#### [Your task]
Without skipping anything, write out each record below exactly.

#### [Dataset records]

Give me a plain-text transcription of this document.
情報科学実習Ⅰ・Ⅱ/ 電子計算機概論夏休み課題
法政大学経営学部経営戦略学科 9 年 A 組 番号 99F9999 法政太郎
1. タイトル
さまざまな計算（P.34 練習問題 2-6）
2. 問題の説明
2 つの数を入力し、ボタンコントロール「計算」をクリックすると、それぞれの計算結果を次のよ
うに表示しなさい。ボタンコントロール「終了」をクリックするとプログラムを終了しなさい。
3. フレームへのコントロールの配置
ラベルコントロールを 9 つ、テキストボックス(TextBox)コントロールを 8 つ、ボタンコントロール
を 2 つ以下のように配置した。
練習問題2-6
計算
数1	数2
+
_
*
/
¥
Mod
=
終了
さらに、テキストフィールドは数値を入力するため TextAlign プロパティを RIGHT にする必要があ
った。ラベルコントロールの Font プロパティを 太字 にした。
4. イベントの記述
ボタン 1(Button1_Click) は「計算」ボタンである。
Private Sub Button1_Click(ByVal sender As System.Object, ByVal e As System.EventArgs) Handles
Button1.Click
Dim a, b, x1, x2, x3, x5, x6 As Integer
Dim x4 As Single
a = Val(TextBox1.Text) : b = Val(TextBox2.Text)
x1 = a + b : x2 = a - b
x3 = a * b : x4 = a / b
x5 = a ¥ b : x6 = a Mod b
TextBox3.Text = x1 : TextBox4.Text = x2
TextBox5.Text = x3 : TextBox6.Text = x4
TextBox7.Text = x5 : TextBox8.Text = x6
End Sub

#### [The answer]
Give me a plain-text transcription of this document.
情報科学実習Ⅰ・Ⅱ/ 電子計算機概論夏休み課題
法政大学経営学部経営戦略学科 9 年 A 組 番号 99F9999 法政太郎
1. タイトル
さまざまな計算（P.34 練習問題 2-6）
2. 問題の説明
2 つの数を入力し、ボタンコントロール「計算」をクリックすると、それぞれの計算結果を次のよ
うに表示しなさい。ボタンコントロール「終了」をクリックするとプログラムを終了しなさい。
3. フレームへのコントロールの配置
ラベルコントロールを 9 つ、テキストボックス(TextBox)コントロールを 8 つ、ボタンコントロール
を 2 つ以下のように配置した。
練習問題2-6
計算
数1	数2
+
_
*
/
¥
Mod
=
終了
さらに、テキストフィールドは数値を入力するため TextAlign プロパティを RIGHT にする必要があ
った。ラベルコントロールの Font プロパティを 太字 にした。
4. イベントの記述
ボタン 1(Button1_Click) は「計算」ボタンである。
Private Sub Button1_Click(ByVal sender As System.Object, ByVal e As System.EventArgs) Handles
Button1.Click
Dim a, b, x1, x2, x3, x5, x6 As Integer
Dim x4 As Single
a = Val(TextBox1.Text) : b = Val(TextBox2.Text)
x1 = a + b : x2 = a - b
x3 = a * b : x4 = a / b
x5 = a ¥ b : x6 = a Mod b
TextBox3.Text = x1 : TextBox4.Text = x2
TextBox5.Text = x3 : TextBox6.Text = x4
TextBox7.Text = x5 : TextBox8.Text = x6
End Sub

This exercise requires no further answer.